* _The exercise_
Copy out the lines that have "exchanges" in them.

* _Exercise materials_
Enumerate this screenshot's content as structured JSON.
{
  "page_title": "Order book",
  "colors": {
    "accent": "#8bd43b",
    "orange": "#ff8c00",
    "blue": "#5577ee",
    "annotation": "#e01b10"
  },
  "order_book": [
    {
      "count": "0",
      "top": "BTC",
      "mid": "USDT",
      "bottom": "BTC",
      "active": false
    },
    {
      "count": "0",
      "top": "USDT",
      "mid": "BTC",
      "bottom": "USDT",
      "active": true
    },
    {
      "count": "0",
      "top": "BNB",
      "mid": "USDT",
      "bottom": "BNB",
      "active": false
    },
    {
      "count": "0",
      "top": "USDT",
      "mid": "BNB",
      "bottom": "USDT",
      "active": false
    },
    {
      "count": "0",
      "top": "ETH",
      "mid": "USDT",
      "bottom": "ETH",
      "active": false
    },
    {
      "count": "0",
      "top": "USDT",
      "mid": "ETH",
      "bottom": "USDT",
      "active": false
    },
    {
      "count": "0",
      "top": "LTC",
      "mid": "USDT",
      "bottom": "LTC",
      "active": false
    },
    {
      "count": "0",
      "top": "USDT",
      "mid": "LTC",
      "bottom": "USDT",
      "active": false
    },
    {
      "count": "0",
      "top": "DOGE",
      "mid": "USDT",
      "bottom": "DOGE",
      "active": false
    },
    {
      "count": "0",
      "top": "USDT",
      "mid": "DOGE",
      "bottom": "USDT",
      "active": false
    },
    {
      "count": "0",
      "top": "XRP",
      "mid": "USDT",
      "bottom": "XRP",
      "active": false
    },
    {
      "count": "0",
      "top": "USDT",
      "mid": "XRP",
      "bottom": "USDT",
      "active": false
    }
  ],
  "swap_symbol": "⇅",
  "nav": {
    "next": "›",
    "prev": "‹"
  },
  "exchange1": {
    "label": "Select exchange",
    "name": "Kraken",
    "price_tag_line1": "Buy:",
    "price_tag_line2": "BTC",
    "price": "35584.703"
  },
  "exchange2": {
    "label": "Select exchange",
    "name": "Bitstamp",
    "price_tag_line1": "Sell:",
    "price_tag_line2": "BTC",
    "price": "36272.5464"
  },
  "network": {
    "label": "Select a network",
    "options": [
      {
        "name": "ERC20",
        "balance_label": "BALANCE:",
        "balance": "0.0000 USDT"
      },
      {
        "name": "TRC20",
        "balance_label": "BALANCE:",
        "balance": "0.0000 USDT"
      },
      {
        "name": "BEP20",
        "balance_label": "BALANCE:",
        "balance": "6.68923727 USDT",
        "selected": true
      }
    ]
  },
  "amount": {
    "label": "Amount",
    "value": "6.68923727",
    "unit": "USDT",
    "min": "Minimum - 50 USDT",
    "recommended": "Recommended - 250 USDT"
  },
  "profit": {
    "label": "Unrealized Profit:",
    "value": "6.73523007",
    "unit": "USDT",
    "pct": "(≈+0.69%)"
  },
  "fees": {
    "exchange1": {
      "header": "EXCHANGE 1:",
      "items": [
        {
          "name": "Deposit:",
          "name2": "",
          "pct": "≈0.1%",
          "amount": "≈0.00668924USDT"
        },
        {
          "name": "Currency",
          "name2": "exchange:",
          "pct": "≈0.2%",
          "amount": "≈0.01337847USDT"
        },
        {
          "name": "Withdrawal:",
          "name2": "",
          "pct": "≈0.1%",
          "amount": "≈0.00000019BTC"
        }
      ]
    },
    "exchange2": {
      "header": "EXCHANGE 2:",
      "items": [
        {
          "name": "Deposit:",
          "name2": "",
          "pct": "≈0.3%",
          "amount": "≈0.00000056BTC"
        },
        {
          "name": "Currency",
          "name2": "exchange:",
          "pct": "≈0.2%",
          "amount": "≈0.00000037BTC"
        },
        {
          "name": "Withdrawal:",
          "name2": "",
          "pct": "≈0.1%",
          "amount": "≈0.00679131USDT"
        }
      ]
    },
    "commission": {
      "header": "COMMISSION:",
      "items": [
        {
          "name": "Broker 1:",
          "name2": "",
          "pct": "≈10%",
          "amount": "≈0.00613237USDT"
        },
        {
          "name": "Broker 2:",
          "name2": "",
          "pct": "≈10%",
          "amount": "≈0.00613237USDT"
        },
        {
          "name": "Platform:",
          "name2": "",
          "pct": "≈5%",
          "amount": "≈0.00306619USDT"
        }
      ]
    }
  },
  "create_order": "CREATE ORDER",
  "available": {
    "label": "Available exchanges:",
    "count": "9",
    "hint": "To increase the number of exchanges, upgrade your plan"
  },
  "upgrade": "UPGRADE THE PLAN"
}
* * *
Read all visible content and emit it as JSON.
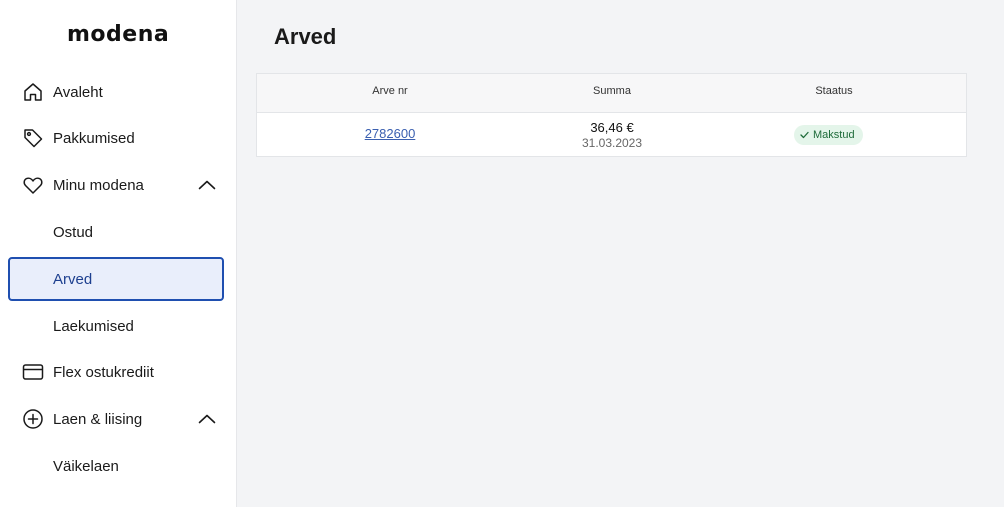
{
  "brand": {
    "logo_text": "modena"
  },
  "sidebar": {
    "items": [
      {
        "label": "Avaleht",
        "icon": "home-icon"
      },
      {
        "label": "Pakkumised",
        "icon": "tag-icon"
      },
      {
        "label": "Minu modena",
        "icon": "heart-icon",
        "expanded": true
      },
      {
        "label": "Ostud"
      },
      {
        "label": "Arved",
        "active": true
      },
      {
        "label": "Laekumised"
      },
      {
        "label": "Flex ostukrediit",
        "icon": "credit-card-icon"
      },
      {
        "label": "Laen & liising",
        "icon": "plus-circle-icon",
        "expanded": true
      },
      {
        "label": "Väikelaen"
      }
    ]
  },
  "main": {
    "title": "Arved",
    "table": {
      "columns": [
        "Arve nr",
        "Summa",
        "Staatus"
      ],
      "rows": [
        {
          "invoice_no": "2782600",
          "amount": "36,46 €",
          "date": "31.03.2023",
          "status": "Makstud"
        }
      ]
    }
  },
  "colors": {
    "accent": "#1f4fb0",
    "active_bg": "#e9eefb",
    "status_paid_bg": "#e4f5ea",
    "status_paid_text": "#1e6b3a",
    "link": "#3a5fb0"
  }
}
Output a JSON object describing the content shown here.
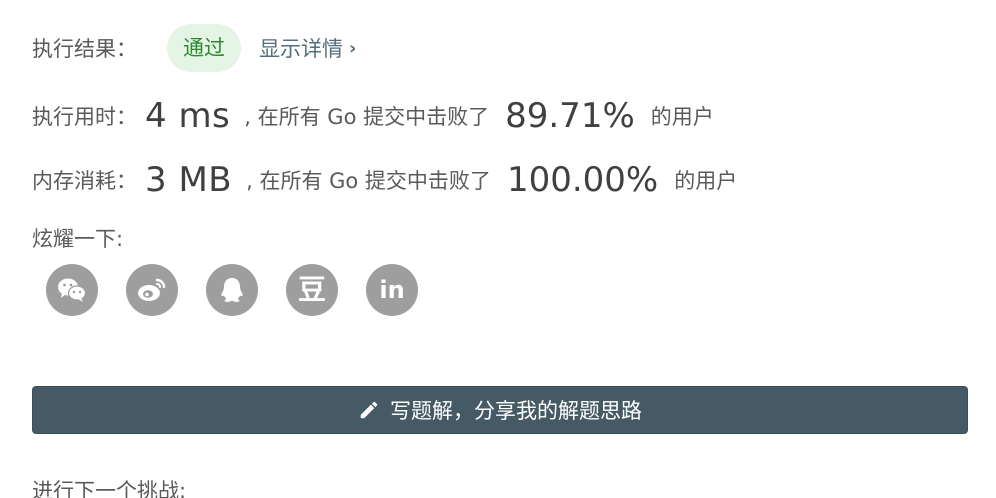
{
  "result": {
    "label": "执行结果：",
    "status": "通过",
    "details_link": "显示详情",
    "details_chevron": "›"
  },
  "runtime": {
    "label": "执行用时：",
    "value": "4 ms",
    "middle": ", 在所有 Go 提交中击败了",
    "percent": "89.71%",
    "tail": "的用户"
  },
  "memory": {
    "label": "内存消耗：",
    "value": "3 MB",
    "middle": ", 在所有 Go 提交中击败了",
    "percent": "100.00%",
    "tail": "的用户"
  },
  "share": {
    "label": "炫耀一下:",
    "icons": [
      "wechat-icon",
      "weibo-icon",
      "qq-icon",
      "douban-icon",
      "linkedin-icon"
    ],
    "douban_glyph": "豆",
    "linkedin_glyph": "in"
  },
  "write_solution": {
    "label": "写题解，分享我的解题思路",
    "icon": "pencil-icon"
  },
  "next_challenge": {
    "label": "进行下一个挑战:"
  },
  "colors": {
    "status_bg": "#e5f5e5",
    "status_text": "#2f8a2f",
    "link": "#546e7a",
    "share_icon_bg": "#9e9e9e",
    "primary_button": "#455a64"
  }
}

* _Solved problem_
    "label": "Available exchanges:",
    "hint": "To increase the number of exchanges, upgrade your plan"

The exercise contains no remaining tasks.